SET EXERCISE |
Every entry that follows should be reproduced exactly.

==== RECORDS FOR THIS TASK

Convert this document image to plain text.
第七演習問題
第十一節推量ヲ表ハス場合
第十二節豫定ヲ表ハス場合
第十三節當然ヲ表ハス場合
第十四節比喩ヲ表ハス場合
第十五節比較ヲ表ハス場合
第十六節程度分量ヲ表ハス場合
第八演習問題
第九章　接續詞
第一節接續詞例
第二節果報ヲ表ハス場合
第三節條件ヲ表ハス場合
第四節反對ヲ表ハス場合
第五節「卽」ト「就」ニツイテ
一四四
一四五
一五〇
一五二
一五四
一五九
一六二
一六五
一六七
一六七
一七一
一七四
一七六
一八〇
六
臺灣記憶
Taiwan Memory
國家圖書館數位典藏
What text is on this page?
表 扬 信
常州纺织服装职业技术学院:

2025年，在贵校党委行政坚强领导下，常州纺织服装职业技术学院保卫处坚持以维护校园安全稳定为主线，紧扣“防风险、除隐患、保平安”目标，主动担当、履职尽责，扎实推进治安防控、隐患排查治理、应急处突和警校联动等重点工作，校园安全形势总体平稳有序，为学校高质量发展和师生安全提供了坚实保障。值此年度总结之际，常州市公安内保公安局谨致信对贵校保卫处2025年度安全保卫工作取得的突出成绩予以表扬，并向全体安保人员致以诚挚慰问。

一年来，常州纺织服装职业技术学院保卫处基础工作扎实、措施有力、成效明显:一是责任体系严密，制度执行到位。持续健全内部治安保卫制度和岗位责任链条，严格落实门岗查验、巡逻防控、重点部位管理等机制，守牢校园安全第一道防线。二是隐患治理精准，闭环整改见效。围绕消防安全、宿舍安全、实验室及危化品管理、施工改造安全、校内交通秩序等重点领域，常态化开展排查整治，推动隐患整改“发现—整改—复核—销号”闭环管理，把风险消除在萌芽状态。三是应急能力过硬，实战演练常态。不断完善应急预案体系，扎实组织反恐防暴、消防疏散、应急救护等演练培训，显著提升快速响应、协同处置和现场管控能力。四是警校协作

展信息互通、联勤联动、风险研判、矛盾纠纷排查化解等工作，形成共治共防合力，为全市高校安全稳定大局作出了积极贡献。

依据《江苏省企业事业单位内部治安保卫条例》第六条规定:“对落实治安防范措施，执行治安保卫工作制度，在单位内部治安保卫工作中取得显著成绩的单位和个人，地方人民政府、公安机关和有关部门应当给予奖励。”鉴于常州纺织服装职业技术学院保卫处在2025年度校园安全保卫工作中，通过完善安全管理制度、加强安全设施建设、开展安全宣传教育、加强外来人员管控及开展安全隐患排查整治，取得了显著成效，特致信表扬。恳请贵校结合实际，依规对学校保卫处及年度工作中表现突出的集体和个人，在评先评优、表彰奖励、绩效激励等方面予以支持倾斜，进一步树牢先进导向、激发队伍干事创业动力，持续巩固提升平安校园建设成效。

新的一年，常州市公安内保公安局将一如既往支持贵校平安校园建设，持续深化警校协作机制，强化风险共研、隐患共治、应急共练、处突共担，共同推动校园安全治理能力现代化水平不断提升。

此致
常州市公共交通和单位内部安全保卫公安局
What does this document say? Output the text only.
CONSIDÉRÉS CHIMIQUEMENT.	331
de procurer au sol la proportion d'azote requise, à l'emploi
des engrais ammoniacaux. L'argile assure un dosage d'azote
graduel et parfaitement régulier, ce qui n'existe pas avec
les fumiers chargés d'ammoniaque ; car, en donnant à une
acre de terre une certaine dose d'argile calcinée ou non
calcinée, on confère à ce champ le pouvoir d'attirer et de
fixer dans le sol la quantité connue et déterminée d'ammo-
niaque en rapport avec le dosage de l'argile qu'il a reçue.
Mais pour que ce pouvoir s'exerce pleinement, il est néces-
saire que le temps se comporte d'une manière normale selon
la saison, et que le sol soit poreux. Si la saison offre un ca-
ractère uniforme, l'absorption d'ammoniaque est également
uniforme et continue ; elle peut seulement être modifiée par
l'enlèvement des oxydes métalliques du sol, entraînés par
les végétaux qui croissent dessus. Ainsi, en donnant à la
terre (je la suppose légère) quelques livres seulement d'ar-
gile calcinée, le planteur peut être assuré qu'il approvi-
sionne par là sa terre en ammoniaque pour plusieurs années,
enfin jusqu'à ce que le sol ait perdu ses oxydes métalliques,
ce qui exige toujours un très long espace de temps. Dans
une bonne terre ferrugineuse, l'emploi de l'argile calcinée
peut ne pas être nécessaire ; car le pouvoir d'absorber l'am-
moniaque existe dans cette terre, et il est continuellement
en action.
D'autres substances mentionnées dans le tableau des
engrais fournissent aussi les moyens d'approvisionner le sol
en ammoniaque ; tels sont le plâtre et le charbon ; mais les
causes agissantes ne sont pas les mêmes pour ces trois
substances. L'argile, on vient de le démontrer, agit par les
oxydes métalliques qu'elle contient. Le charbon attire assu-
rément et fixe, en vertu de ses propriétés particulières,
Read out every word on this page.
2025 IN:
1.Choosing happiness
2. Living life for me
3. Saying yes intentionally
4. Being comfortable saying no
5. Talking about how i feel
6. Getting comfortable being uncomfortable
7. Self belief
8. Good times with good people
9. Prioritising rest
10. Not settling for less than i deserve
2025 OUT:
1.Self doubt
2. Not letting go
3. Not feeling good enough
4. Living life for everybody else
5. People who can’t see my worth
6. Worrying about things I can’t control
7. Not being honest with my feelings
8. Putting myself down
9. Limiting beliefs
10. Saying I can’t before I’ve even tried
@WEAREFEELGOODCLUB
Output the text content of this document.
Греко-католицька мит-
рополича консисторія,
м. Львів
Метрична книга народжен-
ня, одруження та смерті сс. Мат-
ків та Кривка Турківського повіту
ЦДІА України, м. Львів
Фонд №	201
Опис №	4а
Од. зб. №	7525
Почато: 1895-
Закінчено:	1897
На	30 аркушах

========

OUTPUT BELOW |
Convert this document image to plain text.
第七演習問題
第十一節推量ヲ表ハス場合
第十二節豫定ヲ表ハス場合
第十三節當然ヲ表ハス場合
第十四節比喩ヲ表ハス場合
第十五節比較ヲ表ハス場合
第十六節程度分量ヲ表ハス場合
第八演習問題
第九章　接續詞
第一節接續詞例
第二節果報ヲ表ハス場合
第三節條件ヲ表ハス場合
第四節反對ヲ表ハス場合
第五節「卽」ト「就」ニツイテ
一四四
一四五
一五〇
一五二
一五四
一五九
一六二
一六五
一六七
一六七
一七一
一七四
一七六
一八〇
六
臺灣記憶
Taiwan Memory
國家圖書館數位典藏
What text is on this page?
表 扬 信
常州纺织服装职业技术学院:

2025年，在贵校党委行政坚强领导下，常州纺织服装职业技术学院保卫处坚持以维护校园安全稳定为主线，紧扣“防风险、除隐患、保平安”目标，主动担当、履职尽责，扎实推进治安防控、隐患排查治理、应急处突和警校联动等重点工作，校园安全形势总体平稳有序，为学校高质量发展和师生安全提供了坚实保障。值此年度总结之际，常州市公安内保公安局谨致信对贵校保卫处2025年度安全保卫工作取得的突出成绩予以表扬，并向全体安保人员致以诚挚慰问。

一年来，常州纺织服装职业技术学院保卫处基础工作扎实、措施有力、成效明显:一是责任体系严密，制度执行到位。持续健全内部治安保卫制度和岗位责任链条，严格落实门岗查验、巡逻防控、重点部位管理等机制，守牢校园安全第一道防线。二是隐患治理精准，闭环整改见效。围绕消防安全、宿舍安全、实验室及危化品管理、施工改造安全、校内交通秩序等重点领域，常态化开展排查整治，推动隐患整改“发现—整改—复核—销号”闭环管理，把风险消除在萌芽状态。三是应急能力过硬，实战演练常态。不断完善应急预案体系，扎实组织反恐防暴、消防疏散、应急救护等演练培训，显著提升快速响应、协同处置和现场管控能力。四是警校协作

展信息互通、联勤联动、风险研判、矛盾纠纷排查化解等工作，形成共治共防合力，为全市高校安全稳定大局作出了积极贡献。

依据《江苏省企业事业单位内部治安保卫条例》第六条规定:“对落实治安防范措施，执行治安保卫工作制度，在单位内部治安保卫工作中取得显著成绩的单位和个人，地方人民政府、公安机关和有关部门应当给予奖励。”鉴于常州纺织服装职业技术学院保卫处在2025年度校园安全保卫工作中，通过完善安全管理制度、加强安全设施建设、开展安全宣传教育、加强外来人员管控及开展安全隐患排查整治，取得了显著成效，特致信表扬。恳请贵校结合实际，依规对学校保卫处及年度工作中表现突出的集体和个人，在评先评优、表彰奖励、绩效激励等方面予以支持倾斜，进一步树牢先进导向、激发队伍干事创业动力，持续巩固提升平安校园建设成效。

新的一年，常州市公安内保公安局将一如既往支持贵校平安校园建设，持续深化警校协作机制，强化风险共研、隐患共治、应急共练、处突共担，共同推动校园安全治理能力现代化水平不断提升。

此致
常州市公共交通和单位内部安全保卫公安局
What does this document say? Output the text only.
CONSIDÉRÉS CHIMIQUEMENT.	331
de procurer au sol la proportion d'azote requise, à l'emploi
des engrais ammoniacaux. L'argile assure un dosage d'azote
graduel et parfaitement régulier, ce qui n'existe pas avec
les fumiers chargés d'ammoniaque ; car, en donnant à une
acre de terre une certaine dose d'argile calcinée ou non
calcinée, on confère à ce champ le pouvoir d'attirer et de
fixer dans le sol la quantité connue et déterminée d'ammo-
niaque en rapport avec le dosage de l'argile qu'il a reçue.
Mais pour que ce pouvoir s'exerce pleinement, il est néces-
saire que le temps se comporte d'une manière normale selon
la saison, et que le sol soit poreux. Si la saison offre un ca-
ractère uniforme, l'absorption d'ammoniaque est également
uniforme et continue ; elle peut seulement être modifiée par
l'enlèvement des oxydes métalliques du sol, entraînés par
les végétaux qui croissent dessus. Ainsi, en donnant à la
terre (je la suppose légère) quelques livres seulement d'ar-
gile calcinée, le planteur peut être assuré qu'il approvi-
sionne par là sa terre en ammoniaque pour plusieurs années,
enfin jusqu'à ce que le sol ait perdu ses oxydes métalliques,
ce qui exige toujours un très long espace de temps. Dans
une bonne terre ferrugineuse, l'emploi de l'argile calcinée
peut ne pas être nécessaire ; car le pouvoir d'absorber l'am-
moniaque existe dans cette terre, et il est continuellement
en action.
D'autres substances mentionnées dans le tableau des
engrais fournissent aussi les moyens d'approvisionner le sol
en ammoniaque ; tels sont le plâtre et le charbon ; mais les
causes agissantes ne sont pas les mêmes pour ces trois
substances. L'argile, on vient de le démontrer, agit par les
oxydes métalliques qu'elle contient. Le charbon attire assu-
rément et fixe, en vertu de ses propriétés particulières,
Read out every word on this page.
2025 IN:
1.Choosing happiness
2. Living life for me
3. Saying yes intentionally
4. Being comfortable saying no
5. Talking about how i feel
6. Getting comfortable being uncomfortable
7. Self belief
8. Good times with good people
9. Prioritising rest
10. Not settling for less than i deserve
2025 OUT:
1.Self doubt
2. Not letting go
3. Not feeling good enough
4. Living life for everybody else
5. People who can’t see my worth
6. Worrying about things I can’t control
7. Not being honest with my feelings
8. Putting myself down
9. Limiting beliefs
10. Saying I can’t before I’ve even tried
@WEAREFEELGOODCLUB
Output the text content of this document.
Греко-католицька мит-
рополича консисторія,
м. Львів
Метрична книга народжен-
ня, одруження та смерті сс. Мат-
ків та Кривка Турківського повіту
ЦДІА України, м. Львів
Фонд №	201
Опис №	4а
Од. зб. №	7525
Почато: 1895-
Закінчено:	1897
На	30 аркушах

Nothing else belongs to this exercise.